## WHAT THE TASK ASKS
Please list all lines of the material below in which the string "pattern" occurs.

## DATA SUPPLIED
★ ★ ★
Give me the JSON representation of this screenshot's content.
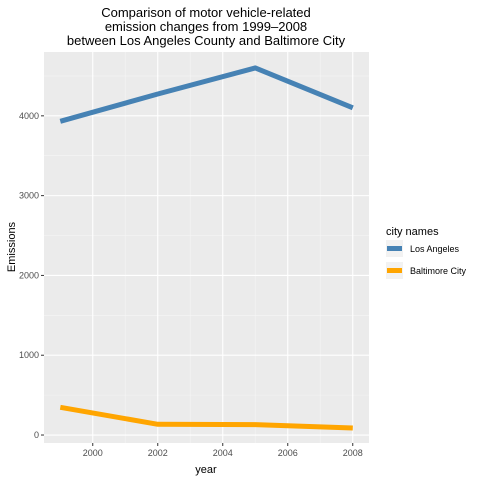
{
  "chart_data": {
    "type": "line",
    "title": [
      "Comparison of motor vehicle-related",
      "emission changes from 1999–2008",
      "between Los Angeles County and Baltimore City"
    ],
    "xlabel": "year",
    "ylabel": "Emissions",
    "x": [
      1999,
      2002,
      2005,
      2008
    ],
    "x_ticks": [
      2000,
      2002,
      2004,
      2006,
      2008
    ],
    "x_tick_labels": [
      "2000",
      "2002",
      "2004",
      "2006",
      "2008"
    ],
    "xlim": [
      1998.5,
      2008.5
    ],
    "y_ticks": [
      0,
      1000,
      2000,
      3000,
      4000
    ],
    "y_tick_labels": [
      "0",
      "1000",
      "2000",
      "3000",
      "4000"
    ],
    "ylim": [
      -100,
      4800
    ],
    "grid": true,
    "legend_placement": "right",
    "legend_title": "city names",
    "series": [
      {
        "name": "Los Angeles",
        "color": "#4682b4",
        "values": [
          3931,
          4274,
          4601,
          4101
        ]
      },
      {
        "name": "Baltimore City",
        "color": "#ffa500",
        "values": [
          347,
          134,
          130,
          88
        ]
      }
    ]
  }
}
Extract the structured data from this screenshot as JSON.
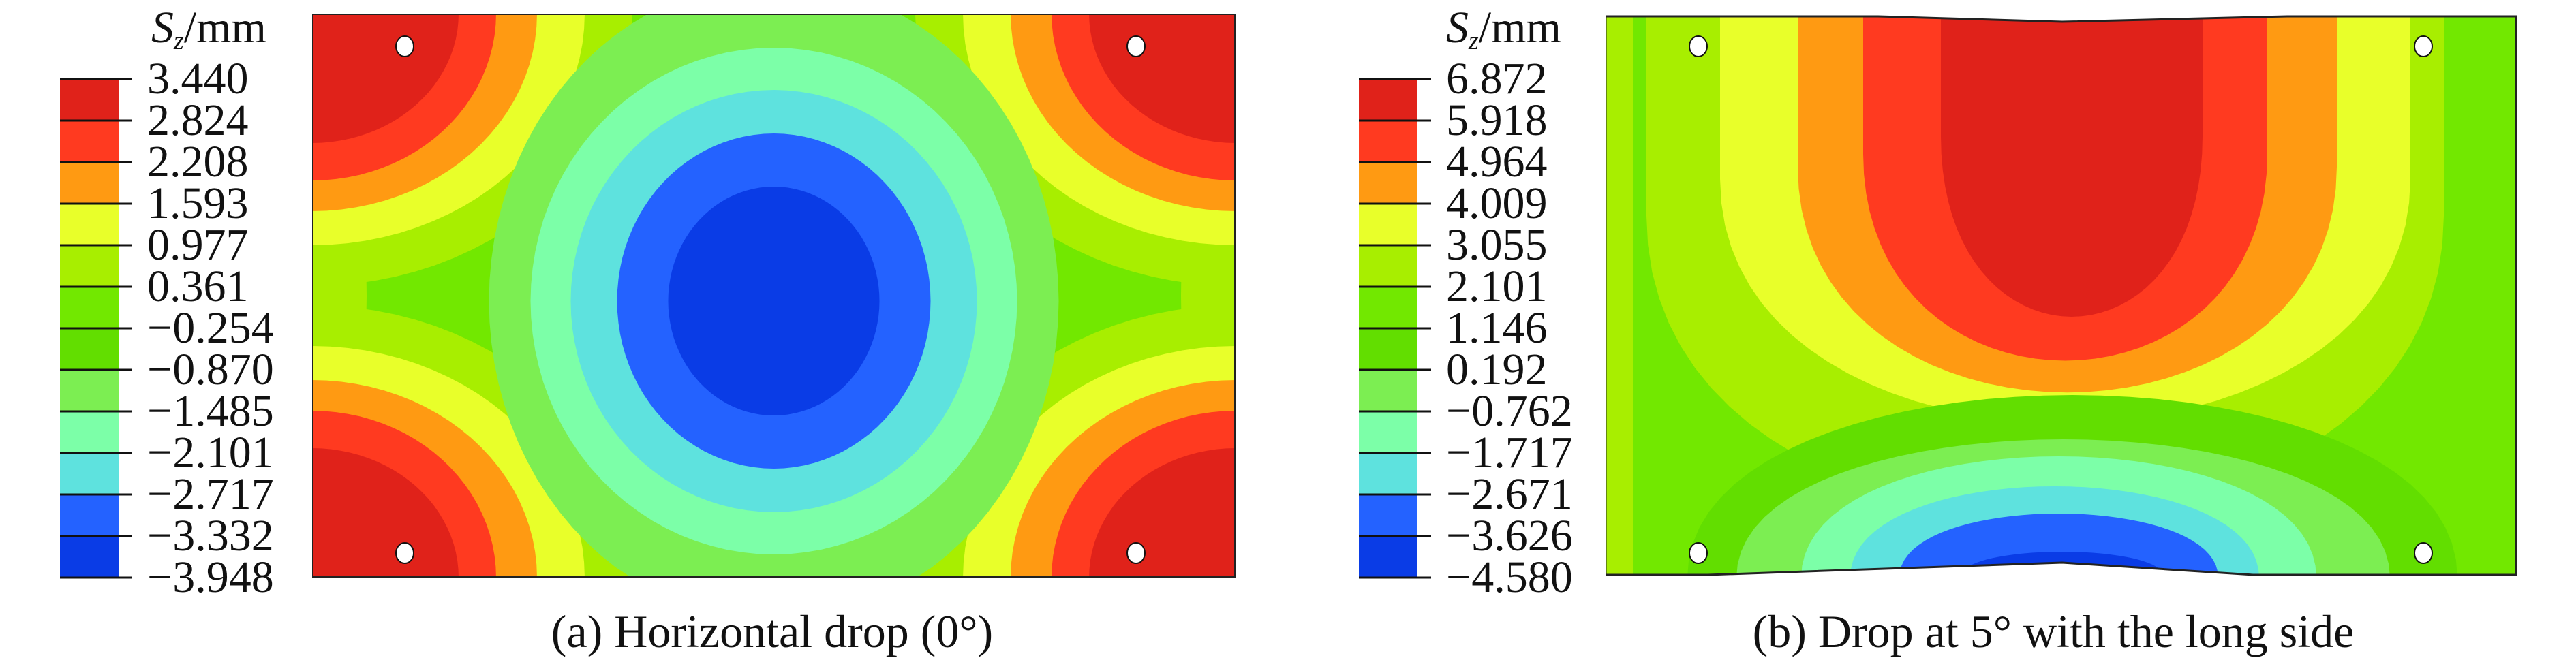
{
  "chart_data": [
    {
      "type": "heatmap",
      "id": "a",
      "title": "(a) Horizontal drop (0°)",
      "colorbar_title": {
        "symbol": "S",
        "subscript": "z",
        "unit": "/mm"
      },
      "levels": [
        "3.440",
        "2.824",
        "2.208",
        "1.593",
        "0.977",
        "0.361",
        "−0.254",
        "−0.870",
        "−1.485",
        "−2.101",
        "−2.717",
        "−3.332",
        "−3.948"
      ],
      "range": [
        -3.948,
        3.44
      ],
      "pattern": "Minimum (blue) at the plate center, maxima (red) at the four corners"
    },
    {
      "type": "heatmap",
      "id": "b",
      "title": "(b) Drop at 5° with the long side",
      "colorbar_title": {
        "symbol": "S",
        "subscript": "z",
        "unit": "/mm"
      },
      "levels": [
        "6.872",
        "5.918",
        "4.964",
        "4.009",
        "3.055",
        "2.101",
        "1.146",
        "0.192",
        "−0.762",
        "−1.717",
        "−2.671",
        "−3.626",
        "−4.580"
      ],
      "range": [
        -4.58,
        6.872
      ],
      "pattern": "Maximum (red) in the upper center, minimum (blue) at the lower center edge"
    }
  ],
  "band_colors": [
    "#e0221a",
    "#ff3a20",
    "#ff9a12",
    "#e8ff2a",
    "#a8ee00",
    "#72e800",
    "#62de00",
    "#7cee52",
    "#7cffa8",
    "#5ee2de",
    "#2462ff",
    "#0a3ce6"
  ],
  "hole_color": "#ffffff"
}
★ ★ ★
## RESPONSE TO THIS TASK
      "pattern": "Minimum (blue) at the plate center, maxima (red) at the four corners"
      "pattern": "Maximum (red) in the upper center, minimum (blue) at the lower center edge"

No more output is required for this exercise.